__DOCUMENT TEXT__:
Current law already allows either chamber of the Legislature to cancel an entire emergency declaration by using a petition signed by a majority of its members.

The bill approved Monday at the Capitol in Baton Rouge would allow partial cancellation — a move backers said is needed because a complete cancellation could endanger federal funds.

“It allows us to go in with a scalpel,” Frieman said.

The bill was approved on a 65-31 vote over the objections of opponents who said the concept of allowing a single legislative body to cancel an emergency without the assent of the other is unconstitutional.

They also questioned language in Frieman's bill that changes a requirement that the legislative bodies consult with the state Health Department secretary before moving to end a public health emergency. The bill requires consultation with a “public health specialist" with a degree from an accredited public health school. Frieman argued that the law shouldn't require consultation with an appointee of the governor who makes the declaration.

Rep. Dustin Miller, an Opelousas Democrat, said Frieman should consider requiring consultation with a panel of experts as the bill moves through the legislative process. The bill goes next to the Senate.

House members voted in 2020 to end an Edwards public health emergency declaration. A state judge ruled that the law enabling one legislative body to cancel the declaration was unconstitutional, but the case never ended with a definitive appellate or Supreme Court ruling. An appellate court ruled the issue moot after the emergency order in question had expired.

If Frieman's bill becomes law, it would take effect on Jan. 8, 2024, when a new governor takes office, succeeding the term-limited Edwards.

__GIVEN TASK A__: Duplicate, word for word, the records from the line with "- slot-menu-icon[interactable]: [231, 344, 236, 352]" to the line with "- menu-favorites[interactable]: Favorites: [243, 4, 310, 18]", both lines included.
The article and the records are unrelated to each other.

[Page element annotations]

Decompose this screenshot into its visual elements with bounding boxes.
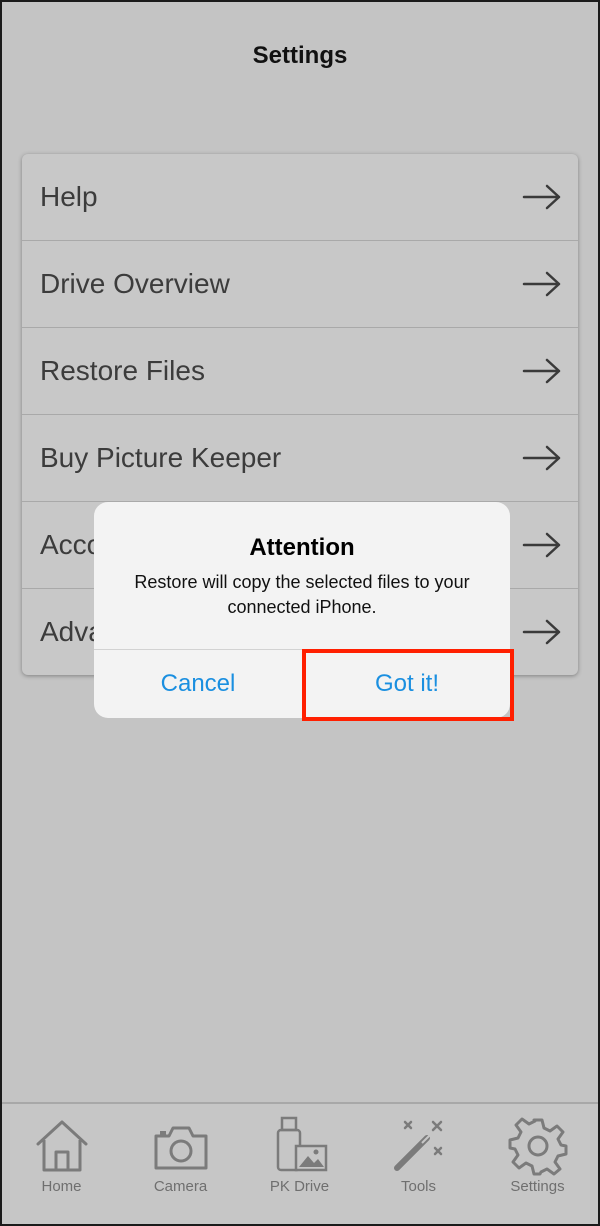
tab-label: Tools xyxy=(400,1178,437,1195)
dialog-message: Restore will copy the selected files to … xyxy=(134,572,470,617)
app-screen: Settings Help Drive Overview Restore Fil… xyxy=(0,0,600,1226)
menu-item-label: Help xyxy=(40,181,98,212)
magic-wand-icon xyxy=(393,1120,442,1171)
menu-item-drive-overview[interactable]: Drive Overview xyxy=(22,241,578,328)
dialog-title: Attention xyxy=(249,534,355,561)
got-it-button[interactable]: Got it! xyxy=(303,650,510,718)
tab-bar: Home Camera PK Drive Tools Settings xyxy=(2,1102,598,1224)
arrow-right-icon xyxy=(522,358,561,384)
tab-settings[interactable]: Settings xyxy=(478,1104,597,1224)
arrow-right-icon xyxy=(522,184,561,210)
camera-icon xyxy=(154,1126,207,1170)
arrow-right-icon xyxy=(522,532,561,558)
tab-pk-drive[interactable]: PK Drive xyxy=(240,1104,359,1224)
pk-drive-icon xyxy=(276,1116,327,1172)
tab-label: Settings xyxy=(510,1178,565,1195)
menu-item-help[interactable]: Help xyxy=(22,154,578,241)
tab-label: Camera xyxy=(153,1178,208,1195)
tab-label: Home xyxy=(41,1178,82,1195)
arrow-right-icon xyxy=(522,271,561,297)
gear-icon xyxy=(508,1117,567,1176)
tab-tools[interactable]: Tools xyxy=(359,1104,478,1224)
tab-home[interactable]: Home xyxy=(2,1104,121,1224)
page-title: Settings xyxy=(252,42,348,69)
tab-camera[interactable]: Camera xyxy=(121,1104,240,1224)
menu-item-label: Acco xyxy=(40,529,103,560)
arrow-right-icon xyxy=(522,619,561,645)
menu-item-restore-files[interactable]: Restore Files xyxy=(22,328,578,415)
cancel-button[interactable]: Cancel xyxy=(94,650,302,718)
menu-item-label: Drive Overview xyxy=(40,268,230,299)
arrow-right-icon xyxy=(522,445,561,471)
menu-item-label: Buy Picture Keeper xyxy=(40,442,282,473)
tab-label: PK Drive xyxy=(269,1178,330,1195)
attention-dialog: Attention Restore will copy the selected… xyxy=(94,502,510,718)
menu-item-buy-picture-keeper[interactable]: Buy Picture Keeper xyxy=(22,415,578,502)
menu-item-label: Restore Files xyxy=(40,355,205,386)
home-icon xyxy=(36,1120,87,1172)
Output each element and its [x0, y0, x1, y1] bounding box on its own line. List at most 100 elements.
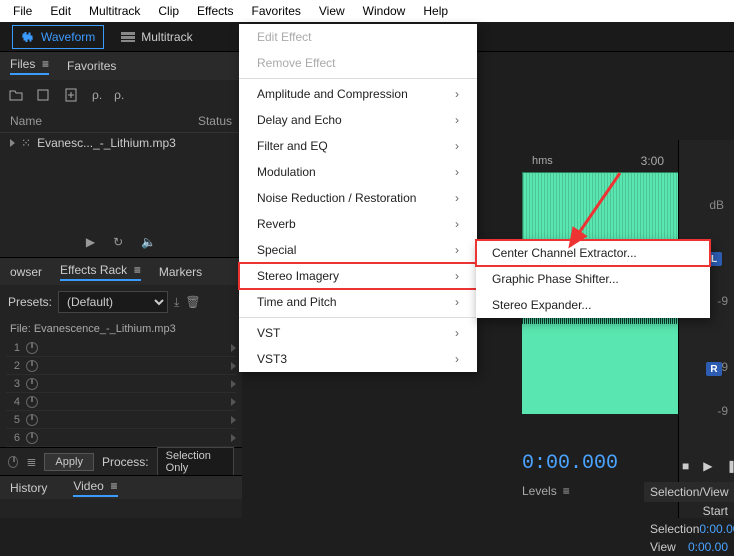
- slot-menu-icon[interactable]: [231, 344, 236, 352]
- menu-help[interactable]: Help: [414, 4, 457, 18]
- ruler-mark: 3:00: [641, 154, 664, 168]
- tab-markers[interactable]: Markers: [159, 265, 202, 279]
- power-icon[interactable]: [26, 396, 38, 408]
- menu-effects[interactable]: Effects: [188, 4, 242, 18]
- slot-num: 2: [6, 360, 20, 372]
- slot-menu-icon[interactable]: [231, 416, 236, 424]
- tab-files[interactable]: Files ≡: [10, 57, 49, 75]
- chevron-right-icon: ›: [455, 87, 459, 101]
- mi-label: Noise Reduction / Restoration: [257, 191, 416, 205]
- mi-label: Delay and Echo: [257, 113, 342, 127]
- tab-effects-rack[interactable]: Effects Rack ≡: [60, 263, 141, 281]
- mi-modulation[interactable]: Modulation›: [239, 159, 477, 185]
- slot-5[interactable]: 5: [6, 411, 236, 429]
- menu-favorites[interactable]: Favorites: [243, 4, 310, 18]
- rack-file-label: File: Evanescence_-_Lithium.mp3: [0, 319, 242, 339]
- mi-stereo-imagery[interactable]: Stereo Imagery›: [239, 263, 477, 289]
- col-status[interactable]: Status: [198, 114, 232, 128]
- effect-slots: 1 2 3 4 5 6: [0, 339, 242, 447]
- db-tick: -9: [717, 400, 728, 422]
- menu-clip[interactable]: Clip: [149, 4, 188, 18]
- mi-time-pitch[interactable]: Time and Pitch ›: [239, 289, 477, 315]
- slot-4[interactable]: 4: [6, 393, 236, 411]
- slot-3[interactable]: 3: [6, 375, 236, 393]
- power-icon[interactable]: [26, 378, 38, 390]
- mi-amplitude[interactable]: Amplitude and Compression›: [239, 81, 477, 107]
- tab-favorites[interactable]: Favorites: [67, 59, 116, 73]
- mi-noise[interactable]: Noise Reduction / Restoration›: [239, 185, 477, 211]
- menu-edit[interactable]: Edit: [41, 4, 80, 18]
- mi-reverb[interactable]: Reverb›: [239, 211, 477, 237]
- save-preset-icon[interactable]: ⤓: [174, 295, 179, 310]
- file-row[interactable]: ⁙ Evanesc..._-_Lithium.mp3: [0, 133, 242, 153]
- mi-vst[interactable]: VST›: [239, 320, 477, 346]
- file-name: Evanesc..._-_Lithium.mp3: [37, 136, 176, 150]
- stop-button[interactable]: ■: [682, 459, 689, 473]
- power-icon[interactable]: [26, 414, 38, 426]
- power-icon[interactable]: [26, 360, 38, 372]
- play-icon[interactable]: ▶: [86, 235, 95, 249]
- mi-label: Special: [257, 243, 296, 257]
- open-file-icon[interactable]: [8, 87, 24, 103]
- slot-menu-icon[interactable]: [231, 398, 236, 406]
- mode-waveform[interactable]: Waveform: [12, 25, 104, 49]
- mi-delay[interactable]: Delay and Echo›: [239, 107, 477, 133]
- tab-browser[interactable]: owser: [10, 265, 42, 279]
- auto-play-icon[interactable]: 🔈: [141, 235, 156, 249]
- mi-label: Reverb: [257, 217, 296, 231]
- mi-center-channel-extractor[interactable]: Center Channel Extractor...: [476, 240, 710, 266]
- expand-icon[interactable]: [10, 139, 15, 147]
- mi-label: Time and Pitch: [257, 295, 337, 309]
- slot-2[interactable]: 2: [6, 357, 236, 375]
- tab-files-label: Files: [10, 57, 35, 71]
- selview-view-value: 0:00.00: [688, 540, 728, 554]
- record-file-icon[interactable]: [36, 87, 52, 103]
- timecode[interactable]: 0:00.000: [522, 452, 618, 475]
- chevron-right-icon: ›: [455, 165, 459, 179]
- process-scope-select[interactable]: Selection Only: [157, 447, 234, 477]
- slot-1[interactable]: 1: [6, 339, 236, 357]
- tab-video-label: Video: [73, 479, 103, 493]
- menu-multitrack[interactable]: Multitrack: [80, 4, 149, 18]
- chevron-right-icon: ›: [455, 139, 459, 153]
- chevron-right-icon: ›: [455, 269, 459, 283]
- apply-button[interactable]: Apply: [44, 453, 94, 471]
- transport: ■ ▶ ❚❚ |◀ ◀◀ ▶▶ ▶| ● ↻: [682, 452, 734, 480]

__GIVEN TASK B__: Rewrite the article from "The bill approved" to "makes the declaration.", putting "knife" in place of "scalpel".

__TASK ANSWER A__:
- slot-menu-icon[interactable]: [231, 344, 236, 352]
- menu-help[interactable]: Help: [414, 4, 457, 18]
- ruler-mark: 3:00: [641, 154, 664, 168]
- tab-markers[interactable]: Markers: [159, 265, 202, 279]
- power-icon[interactable]: [26, 396, 38, 408]
- menu-effects[interactable]: Effects: [188, 4, 242, 18]
- slot-num: 2: [6, 360, 20, 372]
- slot-menu-icon[interactable]: [231, 416, 236, 424]
- tab-files[interactable]: Files ≡: [10, 57, 49, 75]
- chevron-right-icon: ›: [455, 87, 459, 101]
- mi-label: Noise Reduction / Restoration: [257, 191, 416, 205]
- mi-label: Delay and Echo: [257, 113, 342, 127]
- tab-effects-rack[interactable]: Effects Rack ≡: [60, 263, 141, 281]
- mi-modulation[interactable]: Modulation›: [239, 159, 477, 185]
- slot-5[interactable]: 5: [6, 411, 236, 429]
- menu-favorites[interactable]: Favorites: [243, 4, 310, 18]

__TASK ANSWER B__:
The bill approved Monday at the Capitol in Baton Rouge would allow partial cancellation — a move backers said is needed because a complete cancellation could endanger federal funds.

“It allows us to go in with a knife,” Frieman said.

The bill was approved on a 65-31 vote over the objections of opponents who said the concept of allowing a single legislative body to cancel an emergency without the assent of the other is unconstitutional.

They also questioned language in Frieman's bill that changes a requirement that the legislative bodies consult with the state Health Department secretary before moving to end a public health emergency. The bill requires consultation with a “public health specialist" with a degree from an accredited public health school. Frieman argued that the law shouldn't require consultation with an appointee of the governor who makes the declaration.